> _WHAT THE TASK ASKS_: Where the data below has the string "title", return the whole line.
--- Start MATERIAL TO PROCESS ---
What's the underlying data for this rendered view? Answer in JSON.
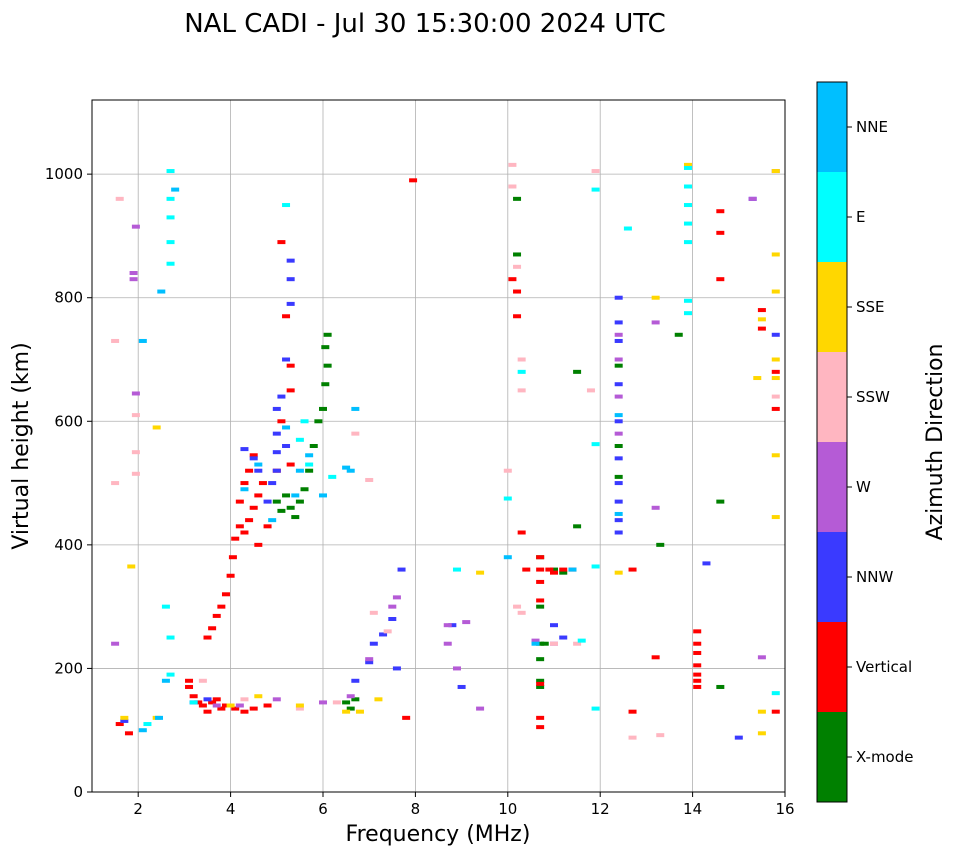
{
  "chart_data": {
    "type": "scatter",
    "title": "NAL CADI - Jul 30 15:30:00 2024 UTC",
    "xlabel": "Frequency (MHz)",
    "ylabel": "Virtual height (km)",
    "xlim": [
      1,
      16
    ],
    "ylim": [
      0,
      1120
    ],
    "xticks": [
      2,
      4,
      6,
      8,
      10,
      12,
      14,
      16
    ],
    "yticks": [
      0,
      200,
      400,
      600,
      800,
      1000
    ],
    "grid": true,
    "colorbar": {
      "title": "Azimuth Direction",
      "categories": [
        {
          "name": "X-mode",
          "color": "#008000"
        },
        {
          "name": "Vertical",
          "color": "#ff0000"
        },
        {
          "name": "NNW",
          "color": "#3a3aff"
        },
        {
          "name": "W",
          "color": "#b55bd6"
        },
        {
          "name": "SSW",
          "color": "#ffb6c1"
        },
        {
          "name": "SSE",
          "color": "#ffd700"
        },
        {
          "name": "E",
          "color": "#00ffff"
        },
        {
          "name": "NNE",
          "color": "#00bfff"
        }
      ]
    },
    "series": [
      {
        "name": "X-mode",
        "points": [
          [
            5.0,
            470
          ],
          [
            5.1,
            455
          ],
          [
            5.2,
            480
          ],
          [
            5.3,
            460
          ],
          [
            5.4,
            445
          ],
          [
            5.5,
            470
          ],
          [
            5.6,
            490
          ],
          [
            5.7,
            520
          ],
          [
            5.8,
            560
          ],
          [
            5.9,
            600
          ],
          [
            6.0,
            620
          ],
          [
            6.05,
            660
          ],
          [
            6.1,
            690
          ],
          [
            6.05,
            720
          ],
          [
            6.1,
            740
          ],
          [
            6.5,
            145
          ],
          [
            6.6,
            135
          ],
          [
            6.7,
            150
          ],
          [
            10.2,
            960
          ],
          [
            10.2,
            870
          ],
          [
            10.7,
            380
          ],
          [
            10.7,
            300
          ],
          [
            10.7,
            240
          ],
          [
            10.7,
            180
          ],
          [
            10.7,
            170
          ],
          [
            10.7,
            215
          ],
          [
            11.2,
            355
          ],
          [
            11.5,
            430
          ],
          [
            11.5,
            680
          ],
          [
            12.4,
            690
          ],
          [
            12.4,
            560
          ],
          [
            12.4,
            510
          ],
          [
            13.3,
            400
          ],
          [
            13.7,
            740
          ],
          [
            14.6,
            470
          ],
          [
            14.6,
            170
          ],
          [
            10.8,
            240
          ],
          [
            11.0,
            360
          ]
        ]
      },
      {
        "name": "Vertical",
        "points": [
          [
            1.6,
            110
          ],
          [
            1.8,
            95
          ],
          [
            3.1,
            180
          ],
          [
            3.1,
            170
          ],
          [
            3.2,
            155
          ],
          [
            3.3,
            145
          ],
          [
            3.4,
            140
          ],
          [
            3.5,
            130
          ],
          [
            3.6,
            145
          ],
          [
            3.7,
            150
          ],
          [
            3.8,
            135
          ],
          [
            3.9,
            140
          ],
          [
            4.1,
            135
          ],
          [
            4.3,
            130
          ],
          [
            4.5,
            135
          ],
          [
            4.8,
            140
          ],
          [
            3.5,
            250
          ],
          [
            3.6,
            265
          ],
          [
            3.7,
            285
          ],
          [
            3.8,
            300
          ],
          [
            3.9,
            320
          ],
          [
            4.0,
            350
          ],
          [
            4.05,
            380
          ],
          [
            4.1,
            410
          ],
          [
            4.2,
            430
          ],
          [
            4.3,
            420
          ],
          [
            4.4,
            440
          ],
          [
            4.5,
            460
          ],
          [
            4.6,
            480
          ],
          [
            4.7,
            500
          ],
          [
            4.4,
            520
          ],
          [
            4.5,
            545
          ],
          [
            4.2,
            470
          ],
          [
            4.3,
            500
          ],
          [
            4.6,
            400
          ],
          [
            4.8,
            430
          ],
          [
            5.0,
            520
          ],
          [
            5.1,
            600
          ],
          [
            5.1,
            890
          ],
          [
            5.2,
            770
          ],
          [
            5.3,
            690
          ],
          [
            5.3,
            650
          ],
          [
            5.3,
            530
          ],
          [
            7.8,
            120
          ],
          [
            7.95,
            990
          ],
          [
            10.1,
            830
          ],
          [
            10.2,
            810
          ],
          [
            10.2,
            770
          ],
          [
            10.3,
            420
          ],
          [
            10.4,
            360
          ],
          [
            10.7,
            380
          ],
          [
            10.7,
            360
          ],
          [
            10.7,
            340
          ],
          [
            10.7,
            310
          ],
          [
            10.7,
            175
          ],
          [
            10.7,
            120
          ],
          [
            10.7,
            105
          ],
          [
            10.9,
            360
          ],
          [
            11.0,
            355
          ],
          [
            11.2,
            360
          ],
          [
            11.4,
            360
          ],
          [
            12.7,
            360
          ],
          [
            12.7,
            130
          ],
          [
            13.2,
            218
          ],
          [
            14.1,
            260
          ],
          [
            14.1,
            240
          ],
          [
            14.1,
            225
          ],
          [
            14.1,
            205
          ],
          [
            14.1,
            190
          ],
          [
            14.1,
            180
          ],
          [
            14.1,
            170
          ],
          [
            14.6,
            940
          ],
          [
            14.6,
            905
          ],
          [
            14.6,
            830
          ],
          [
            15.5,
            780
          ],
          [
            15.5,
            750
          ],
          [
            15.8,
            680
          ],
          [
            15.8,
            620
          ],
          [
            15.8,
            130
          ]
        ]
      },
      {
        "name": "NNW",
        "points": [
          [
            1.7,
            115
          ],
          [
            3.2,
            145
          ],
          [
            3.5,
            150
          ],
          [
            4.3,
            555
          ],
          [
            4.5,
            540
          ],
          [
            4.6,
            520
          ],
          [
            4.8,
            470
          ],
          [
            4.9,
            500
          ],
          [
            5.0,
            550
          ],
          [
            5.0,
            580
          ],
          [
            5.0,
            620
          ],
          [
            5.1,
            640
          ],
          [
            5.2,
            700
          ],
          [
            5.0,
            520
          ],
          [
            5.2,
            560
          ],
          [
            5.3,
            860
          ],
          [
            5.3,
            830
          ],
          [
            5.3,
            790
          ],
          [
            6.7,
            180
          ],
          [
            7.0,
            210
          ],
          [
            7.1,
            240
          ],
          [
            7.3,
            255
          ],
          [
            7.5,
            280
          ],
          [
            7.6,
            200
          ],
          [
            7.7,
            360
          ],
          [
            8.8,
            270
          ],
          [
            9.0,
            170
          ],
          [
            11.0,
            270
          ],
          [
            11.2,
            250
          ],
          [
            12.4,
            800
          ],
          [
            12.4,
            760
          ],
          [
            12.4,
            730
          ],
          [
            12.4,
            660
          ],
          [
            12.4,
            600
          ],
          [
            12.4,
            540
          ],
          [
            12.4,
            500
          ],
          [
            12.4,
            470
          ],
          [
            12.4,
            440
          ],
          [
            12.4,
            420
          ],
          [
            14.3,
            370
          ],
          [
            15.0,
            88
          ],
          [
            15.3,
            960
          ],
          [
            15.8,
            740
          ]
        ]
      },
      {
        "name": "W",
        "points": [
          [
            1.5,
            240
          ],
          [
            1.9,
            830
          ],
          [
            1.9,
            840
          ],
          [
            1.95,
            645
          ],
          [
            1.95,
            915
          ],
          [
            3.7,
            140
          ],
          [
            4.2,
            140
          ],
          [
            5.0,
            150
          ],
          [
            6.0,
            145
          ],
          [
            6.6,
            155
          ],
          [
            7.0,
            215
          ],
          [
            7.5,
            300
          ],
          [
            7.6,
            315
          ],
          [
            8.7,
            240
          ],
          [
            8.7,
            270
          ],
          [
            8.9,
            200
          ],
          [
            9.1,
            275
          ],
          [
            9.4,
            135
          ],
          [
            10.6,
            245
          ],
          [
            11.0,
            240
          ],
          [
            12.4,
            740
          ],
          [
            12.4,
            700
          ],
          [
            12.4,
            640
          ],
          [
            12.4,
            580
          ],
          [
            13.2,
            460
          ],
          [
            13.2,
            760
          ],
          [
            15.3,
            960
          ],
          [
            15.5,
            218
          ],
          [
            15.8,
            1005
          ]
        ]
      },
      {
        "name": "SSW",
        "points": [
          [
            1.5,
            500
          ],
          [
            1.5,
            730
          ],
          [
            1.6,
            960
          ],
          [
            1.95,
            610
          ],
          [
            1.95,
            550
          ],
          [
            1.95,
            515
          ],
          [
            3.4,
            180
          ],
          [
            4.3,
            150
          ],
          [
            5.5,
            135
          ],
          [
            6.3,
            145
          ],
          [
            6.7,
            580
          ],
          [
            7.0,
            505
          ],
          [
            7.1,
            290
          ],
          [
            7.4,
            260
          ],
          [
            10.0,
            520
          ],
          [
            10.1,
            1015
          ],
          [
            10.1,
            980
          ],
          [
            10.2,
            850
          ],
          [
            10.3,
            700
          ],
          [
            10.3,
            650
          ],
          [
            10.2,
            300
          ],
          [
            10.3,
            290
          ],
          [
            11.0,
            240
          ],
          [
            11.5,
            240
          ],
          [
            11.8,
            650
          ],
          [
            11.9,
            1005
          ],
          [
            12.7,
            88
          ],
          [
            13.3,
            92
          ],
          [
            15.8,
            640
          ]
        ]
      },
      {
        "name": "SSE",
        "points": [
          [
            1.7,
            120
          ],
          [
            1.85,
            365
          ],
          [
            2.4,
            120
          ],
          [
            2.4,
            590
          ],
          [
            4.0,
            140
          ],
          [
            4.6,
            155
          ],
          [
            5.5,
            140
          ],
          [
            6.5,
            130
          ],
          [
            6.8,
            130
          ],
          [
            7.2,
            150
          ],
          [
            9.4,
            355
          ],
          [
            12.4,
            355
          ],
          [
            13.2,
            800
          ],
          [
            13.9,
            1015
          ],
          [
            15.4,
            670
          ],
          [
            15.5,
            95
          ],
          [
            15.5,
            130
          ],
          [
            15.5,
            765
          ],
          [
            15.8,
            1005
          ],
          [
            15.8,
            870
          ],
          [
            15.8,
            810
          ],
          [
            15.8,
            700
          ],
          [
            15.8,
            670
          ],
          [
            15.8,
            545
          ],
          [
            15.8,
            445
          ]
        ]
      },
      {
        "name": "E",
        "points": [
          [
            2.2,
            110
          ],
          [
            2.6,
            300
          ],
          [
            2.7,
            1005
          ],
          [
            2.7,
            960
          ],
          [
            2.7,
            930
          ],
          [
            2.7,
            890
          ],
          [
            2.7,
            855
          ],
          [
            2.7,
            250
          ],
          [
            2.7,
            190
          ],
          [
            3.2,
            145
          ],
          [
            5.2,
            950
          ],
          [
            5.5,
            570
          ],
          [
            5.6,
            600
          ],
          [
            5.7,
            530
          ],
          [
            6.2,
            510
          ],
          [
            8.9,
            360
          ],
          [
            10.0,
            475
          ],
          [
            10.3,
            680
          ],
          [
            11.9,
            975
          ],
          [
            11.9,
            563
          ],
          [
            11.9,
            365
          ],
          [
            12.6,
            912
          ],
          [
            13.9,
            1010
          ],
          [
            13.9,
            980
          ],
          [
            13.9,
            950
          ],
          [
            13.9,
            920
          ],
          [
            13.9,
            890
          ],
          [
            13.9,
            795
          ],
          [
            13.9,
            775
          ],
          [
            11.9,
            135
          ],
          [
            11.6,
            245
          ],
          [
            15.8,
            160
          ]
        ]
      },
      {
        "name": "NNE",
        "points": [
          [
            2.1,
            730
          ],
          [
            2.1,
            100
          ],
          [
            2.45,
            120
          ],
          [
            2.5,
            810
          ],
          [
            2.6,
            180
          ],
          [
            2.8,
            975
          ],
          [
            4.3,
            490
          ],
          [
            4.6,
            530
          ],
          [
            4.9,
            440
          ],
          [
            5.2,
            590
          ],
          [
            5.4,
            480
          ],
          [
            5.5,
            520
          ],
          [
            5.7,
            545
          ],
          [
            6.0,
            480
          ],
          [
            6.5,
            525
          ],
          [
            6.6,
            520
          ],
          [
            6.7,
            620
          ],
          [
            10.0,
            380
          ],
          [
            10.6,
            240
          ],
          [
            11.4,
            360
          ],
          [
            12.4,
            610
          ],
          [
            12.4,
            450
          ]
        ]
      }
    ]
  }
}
--- End MATERIAL TO PROCESS ---
> _RESULT_:
    "title": "NAL CADI - Jul 30 15:30:00 2024 UTC",
      "title": "Azimuth Direction",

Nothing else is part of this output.